What you will do. Exclude the pictures, then copy all remaining records exactly.

Data excerpts.
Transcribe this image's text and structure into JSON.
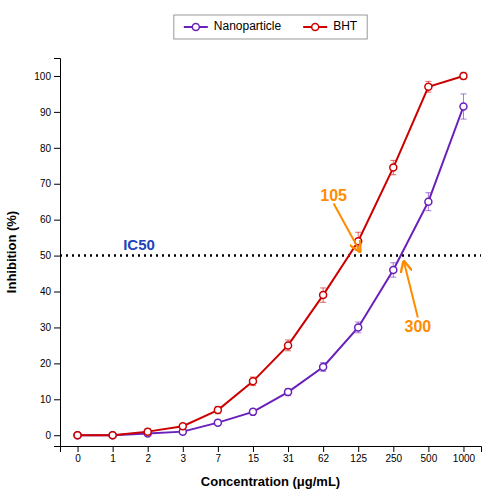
{
  "chart_data": {
    "type": "line",
    "categories": [
      "0",
      "1",
      "2",
      "3",
      "7",
      "15",
      "31",
      "62",
      "125",
      "250",
      "500",
      "1000"
    ],
    "series": [
      {
        "name": "Nanoparticle",
        "color": "#6A1FBB",
        "marker": "circle",
        "values": [
          0,
          0,
          0.5,
          1.0,
          3.5,
          6.5,
          12.0,
          19.0,
          30.0,
          46.0,
          65.0,
          91.5
        ],
        "errors": [
          0.3,
          0.3,
          0.5,
          0.5,
          0.8,
          0.8,
          1.0,
          1.2,
          1.5,
          2.0,
          2.5,
          3.5
        ]
      },
      {
        "name": "BHT",
        "color": "#CC0000",
        "marker": "circle",
        "values": [
          0,
          0,
          1.0,
          2.5,
          7.0,
          15.0,
          25.0,
          39.0,
          54.0,
          74.5,
          97.0,
          100.0
        ],
        "errors": [
          0.3,
          0.3,
          0.5,
          0.5,
          1.0,
          1.2,
          1.5,
          2.0,
          2.5,
          2.0,
          1.5,
          1.0
        ]
      }
    ],
    "xlabel": "Concentration (μg/mL)",
    "ylabel": "Inhibition (%)",
    "ylim": [
      -3,
      105
    ],
    "yticks": [
      0,
      10,
      20,
      30,
      40,
      50,
      60,
      70,
      80,
      90,
      100
    ],
    "grid": false,
    "legend": "top",
    "reference_line": {
      "y": 50,
      "label": "IC50",
      "color": "black",
      "label_color": "#2244BB",
      "line_style": "dotted"
    },
    "annotations": [
      {
        "text": "105",
        "color": "#FF8C00"
      },
      {
        "text": "300",
        "color": "#FF8C00"
      }
    ]
  }
}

Exercise solution.
Transcribe this image's text and structure into JSON.
{
  "chart_data": {
    "type": "line",
    "categories": [
      "0",
      "1",
      "2",
      "3",
      "7",
      "15",
      "31",
      "62",
      "125",
      "250",
      "500",
      "1000"
    ],
    "series": [
      {
        "name": "Nanoparticle",
        "color": "#6A1FBB",
        "marker": "circle",
        "values": [
          0,
          0,
          0.5,
          1.0,
          3.5,
          6.5,
          12.0,
          19.0,
          30.0,
          46.0,
          65.0,
          91.5
        ],
        "errors": [
          0.3,
          0.3,
          0.5,
          0.5,
          0.8,
          0.8,
          1.0,
          1.2,
          1.5,
          2.0,
          2.5,
          3.5
        ]
      },
      {
        "name": "BHT",
        "color": "#CC0000",
        "marker": "circle",
        "values": [
          0,
          0,
          1.0,
          2.5,
          7.0,
          15.0,
          25.0,
          39.0,
          54.0,
          74.5,
          97.0,
          100.0
        ],
        "errors": [
          0.3,
          0.3,
          0.5,
          0.5,
          1.0,
          1.2,
          1.5,
          2.0,
          2.5,
          2.0,
          1.5,
          1.0
        ]
      }
    ],
    "xlabel": "Concentration (μg/mL)",
    "ylabel": "Inhibition (%)",
    "ylim": [
      -3,
      105
    ],
    "yticks": [
      0,
      10,
      20,
      30,
      40,
      50,
      60,
      70,
      80,
      90,
      100
    ],
    "grid": false,
    "legend": "top",
    "reference_line": {
      "y": 50,
      "label": "IC50",
      "color": "black",
      "label_color": "#2244BB",
      "line_style": "dotted"
    },
    "annotations": [
      {
        "text": "105",
        "color": "#FF8C00"
      },
      {
        "text": "300",
        "color": "#FF8C00"
      }
    ]
  }
}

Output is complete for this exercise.